[Records from a data collection]
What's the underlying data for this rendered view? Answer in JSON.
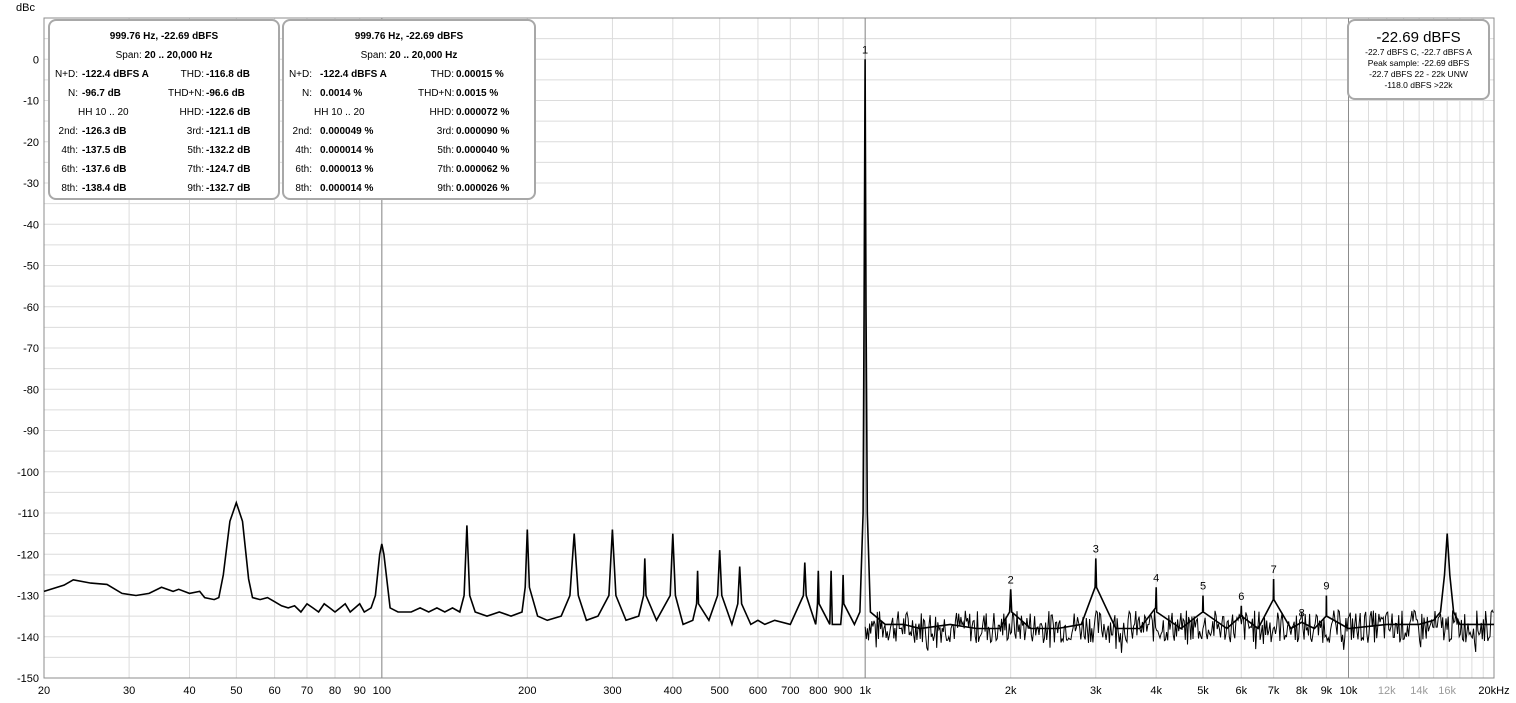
{
  "chart_data": {
    "type": "line",
    "ylabel": "dBc",
    "x_scale": "log",
    "xlim": [
      20,
      20000
    ],
    "ylim": [
      -150,
      10
    ],
    "x_ticks": [
      {
        "v": 20,
        "t": "20"
      },
      {
        "v": 30,
        "t": "30"
      },
      {
        "v": 40,
        "t": "40"
      },
      {
        "v": 50,
        "t": "50"
      },
      {
        "v": 60,
        "t": "60"
      },
      {
        "v": 70,
        "t": "70"
      },
      {
        "v": 80,
        "t": "80"
      },
      {
        "v": 90,
        "t": "90"
      },
      {
        "v": 100,
        "t": "100"
      },
      {
        "v": 200,
        "t": "200"
      },
      {
        "v": 300,
        "t": "300"
      },
      {
        "v": 400,
        "t": "400"
      },
      {
        "v": 500,
        "t": "500"
      },
      {
        "v": 600,
        "t": "600"
      },
      {
        "v": 700,
        "t": "700"
      },
      {
        "v": 800,
        "t": "800"
      },
      {
        "v": 900,
        "t": "900"
      },
      {
        "v": 1000,
        "t": "1k"
      },
      {
        "v": 2000,
        "t": "2k"
      },
      {
        "v": 3000,
        "t": "3k"
      },
      {
        "v": 4000,
        "t": "4k"
      },
      {
        "v": 5000,
        "t": "5k"
      },
      {
        "v": 6000,
        "t": "6k"
      },
      {
        "v": 7000,
        "t": "7k"
      },
      {
        "v": 8000,
        "t": "8k"
      },
      {
        "v": 9000,
        "t": "9k"
      },
      {
        "v": 10000,
        "t": "10k"
      },
      {
        "v": 12000,
        "t": "12k"
      },
      {
        "v": 14000,
        "t": "14k"
      },
      {
        "v": 16000,
        "t": "16k"
      },
      {
        "v": 20000,
        "t": "20kHz"
      }
    ],
    "y_ticks": [
      0,
      -10,
      -20,
      -30,
      -40,
      -50,
      -60,
      -70,
      -80,
      -90,
      -100,
      -110,
      -120,
      -130,
      -140,
      -150
    ],
    "grid": true,
    "series": [
      {
        "points": [
          [
            20,
            -129
          ],
          [
            22,
            -127.5
          ],
          [
            23,
            -126.2
          ],
          [
            25,
            -127
          ],
          [
            27,
            -127.3
          ],
          [
            29,
            -129.5
          ],
          [
            31,
            -130
          ],
          [
            33,
            -129.5
          ],
          [
            35,
            -128
          ],
          [
            37,
            -129
          ],
          [
            38,
            -128.5
          ],
          [
            40,
            -129.5
          ],
          [
            42,
            -129
          ],
          [
            43,
            -130.5
          ],
          [
            45,
            -131
          ],
          [
            46,
            -130.5
          ],
          [
            47,
            -125
          ],
          [
            48.5,
            -112
          ],
          [
            50,
            -107.5
          ],
          [
            51.5,
            -112
          ],
          [
            53,
            -126
          ],
          [
            54,
            -130.5
          ],
          [
            56,
            -131
          ],
          [
            58,
            -130.5
          ],
          [
            60,
            -131.5
          ],
          [
            62,
            -132.5
          ],
          [
            64,
            -133
          ],
          [
            66,
            -132.5
          ],
          [
            68,
            -134
          ],
          [
            70,
            -132
          ],
          [
            72,
            -133
          ],
          [
            74,
            -134
          ],
          [
            76,
            -132
          ],
          [
            78,
            -133
          ],
          [
            80,
            -134
          ],
          [
            82,
            -133
          ],
          [
            84,
            -132
          ],
          [
            86,
            -134
          ],
          [
            88,
            -133
          ],
          [
            90,
            -132
          ],
          [
            92,
            -134
          ],
          [
            95,
            -133
          ],
          [
            97,
            -130
          ],
          [
            99,
            -120
          ],
          [
            100,
            -117.5
          ],
          [
            101,
            -120
          ],
          [
            104,
            -133
          ],
          [
            108,
            -134
          ],
          [
            115,
            -134
          ],
          [
            120,
            -133
          ],
          [
            125,
            -134
          ],
          [
            130,
            -133
          ],
          [
            135,
            -134
          ],
          [
            140,
            -133
          ],
          [
            145,
            -134
          ],
          [
            148,
            -130
          ],
          [
            150,
            -113
          ],
          [
            152,
            -130
          ],
          [
            156,
            -134
          ],
          [
            165,
            -135
          ],
          [
            175,
            -134
          ],
          [
            185,
            -135
          ],
          [
            195,
            -134
          ],
          [
            198,
            -128
          ],
          [
            200,
            -114
          ],
          [
            202,
            -128
          ],
          [
            210,
            -135
          ],
          [
            220,
            -136
          ],
          [
            235,
            -135
          ],
          [
            245,
            -130
          ],
          [
            250,
            -115
          ],
          [
            255,
            -130
          ],
          [
            265,
            -136
          ],
          [
            280,
            -135
          ],
          [
            295,
            -130
          ],
          [
            300,
            -114
          ],
          [
            305,
            -130
          ],
          [
            320,
            -136
          ],
          [
            340,
            -135
          ],
          [
            348,
            -130
          ],
          [
            350,
            -121
          ],
          [
            352,
            -130
          ],
          [
            370,
            -136
          ],
          [
            395,
            -130
          ],
          [
            400,
            -115
          ],
          [
            405,
            -130
          ],
          [
            420,
            -137
          ],
          [
            440,
            -136
          ],
          [
            448,
            -132
          ],
          [
            450,
            -124
          ],
          [
            452,
            -132
          ],
          [
            475,
            -136
          ],
          [
            495,
            -130
          ],
          [
            500,
            -119
          ],
          [
            505,
            -130
          ],
          [
            530,
            -137
          ],
          [
            545,
            -132
          ],
          [
            550,
            -123
          ],
          [
            555,
            -132
          ],
          [
            580,
            -137
          ],
          [
            600,
            -136
          ],
          [
            620,
            -137
          ],
          [
            650,
            -136
          ],
          [
            700,
            -137
          ],
          [
            745,
            -130
          ],
          [
            750,
            -122
          ],
          [
            755,
            -130
          ],
          [
            790,
            -137
          ],
          [
            797,
            -132
          ],
          [
            800,
            -124
          ],
          [
            803,
            -132
          ],
          [
            845,
            -137
          ],
          [
            850,
            -124
          ],
          [
            855,
            -137
          ],
          [
            890,
            -137
          ],
          [
            897,
            -132
          ],
          [
            900,
            -125
          ],
          [
            903,
            -132
          ],
          [
            950,
            -137
          ],
          [
            975,
            -134
          ],
          [
            990,
            -110
          ],
          [
            995,
            -60
          ],
          [
            999.76,
            0
          ],
          [
            1004,
            -60
          ],
          [
            1010,
            -110
          ],
          [
            1025,
            -134
          ],
          [
            1100,
            -137
          ],
          [
            1200,
            -137
          ],
          [
            1300,
            -138
          ],
          [
            1500,
            -137
          ],
          [
            1700,
            -138
          ],
          [
            1900,
            -138
          ],
          [
            1990,
            -134
          ],
          [
            2000,
            -128.5
          ],
          [
            2010,
            -134
          ],
          [
            2200,
            -138
          ],
          [
            2500,
            -138
          ],
          [
            2800,
            -137
          ],
          [
            2990,
            -128
          ],
          [
            3000,
            -121
          ],
          [
            3010,
            -128
          ],
          [
            3300,
            -138
          ],
          [
            3700,
            -138
          ],
          [
            3990,
            -133
          ],
          [
            4000,
            -128
          ],
          [
            4010,
            -134
          ],
          [
            4500,
            -138
          ],
          [
            4990,
            -134
          ],
          [
            5000,
            -130
          ],
          [
            5010,
            -134
          ],
          [
            5600,
            -138
          ],
          [
            5990,
            -135
          ],
          [
            6000,
            -132.5
          ],
          [
            6010,
            -135
          ],
          [
            6500,
            -138
          ],
          [
            6990,
            -131
          ],
          [
            7000,
            -126
          ],
          [
            7010,
            -131
          ],
          [
            7600,
            -138
          ],
          [
            8000,
            -136.5
          ],
          [
            8500,
            -138
          ],
          [
            8990,
            -135
          ],
          [
            9000,
            -130
          ],
          [
            9010,
            -135
          ],
          [
            10000,
            -138
          ],
          [
            12000,
            -137
          ],
          [
            14000,
            -137
          ],
          [
            15000,
            -136
          ],
          [
            15500,
            -134
          ],
          [
            15800,
            -125
          ],
          [
            16000,
            -115
          ],
          [
            16200,
            -125
          ],
          [
            16500,
            -134
          ],
          [
            17000,
            -137
          ],
          [
            18000,
            -137
          ],
          [
            20000,
            -137
          ]
        ]
      }
    ],
    "noise_floor": {
      "from": 1000,
      "to": 20000,
      "level": -137.5,
      "spread": 4
    },
    "harmonic_labels": [
      {
        "text": "1",
        "x": 999.76,
        "y": 0
      },
      {
        "text": "2",
        "x": 2000,
        "y": -128.5
      },
      {
        "text": "3",
        "x": 3000,
        "y": -121
      },
      {
        "text": "4",
        "x": 4000,
        "y": -128
      },
      {
        "text": "5",
        "x": 5000,
        "y": -130
      },
      {
        "text": "6",
        "x": 6000,
        "y": -132.5
      },
      {
        "text": "7",
        "x": 7000,
        "y": -126
      },
      {
        "text": "8",
        "x": 8000,
        "y": -136.5
      },
      {
        "text": "9",
        "x": 9000,
        "y": -130
      }
    ]
  },
  "panel_db": {
    "header": "999.76 Hz, -22.69 dBFS",
    "span_label": "Span:",
    "span_value": "20 .. 20,000 Hz",
    "rows": [
      {
        "l1": "N+D:",
        "v1": "-122.4 dBFS A",
        "l2": "THD:",
        "v2": "-116.8 dB"
      },
      {
        "l1": "N:",
        "v1": "-96.7 dB",
        "l2": "THD+N:",
        "v2": "-96.6 dB"
      },
      {
        "l1": "",
        "v1": "",
        "l2": "HHD:",
        "v2": "-122.6 dB"
      },
      {
        "l1": "2nd:",
        "v1": "-126.3 dB",
        "l2": "3rd:",
        "v2": "-121.1 dB"
      },
      {
        "l1": "4th:",
        "v1": "-137.5 dB",
        "l2": "5th:",
        "v2": "-132.2 dB"
      },
      {
        "l1": "6th:",
        "v1": "-137.6 dB",
        "l2": "7th:",
        "v2": "-124.7 dB"
      },
      {
        "l1": "8th:",
        "v1": "-138.4 dB",
        "l2": "9th:",
        "v2": "-132.7 dB"
      }
    ],
    "hh_label": "HH 10 .. 20"
  },
  "panel_pct": {
    "header": "999.76 Hz, -22.69 dBFS",
    "span_label": "Span:",
    "span_value": "20 .. 20,000 Hz",
    "rows": [
      {
        "l1": "N+D:",
        "v1": "-122.4 dBFS A",
        "l2": "THD:",
        "v2": "0.00015 %"
      },
      {
        "l1": "N:",
        "v1": "0.0014 %",
        "l2": "THD+N:",
        "v2": "0.0015 %"
      },
      {
        "l1": "",
        "v1": "",
        "l2": "HHD:",
        "v2": "0.000072 %"
      },
      {
        "l1": "2nd:",
        "v1": "0.000049 %",
        "l2": "3rd:",
        "v2": "0.000090 %"
      },
      {
        "l1": "4th:",
        "v1": "0.000014 %",
        "l2": "5th:",
        "v2": "0.000040 %"
      },
      {
        "l1": "6th:",
        "v1": "0.000013 %",
        "l2": "7th:",
        "v2": "0.000062 %"
      },
      {
        "l1": "8th:",
        "v1": "0.000014 %",
        "l2": "9th:",
        "v2": "0.000026 %"
      }
    ],
    "hh_label": "HH 10 .. 20"
  },
  "level_box": {
    "big": "-22.69 dBFS",
    "lines": [
      "-22.7 dBFS C, -22.7 dBFS A",
      "Peak sample: -22.69 dBFS",
      "-22.7 dBFS 22 - 22k UNW",
      "-118.0 dBFS >22k"
    ]
  },
  "colors": {
    "trace": "#000000",
    "grid": "#d8d8d8",
    "axis_frame": "#8c8c8c",
    "panel_border": "#a8a8a8"
  }
}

[What you have to do]:
The word "text" appears in how many lines of the records? Give the number only.

[Answer for the task]:
9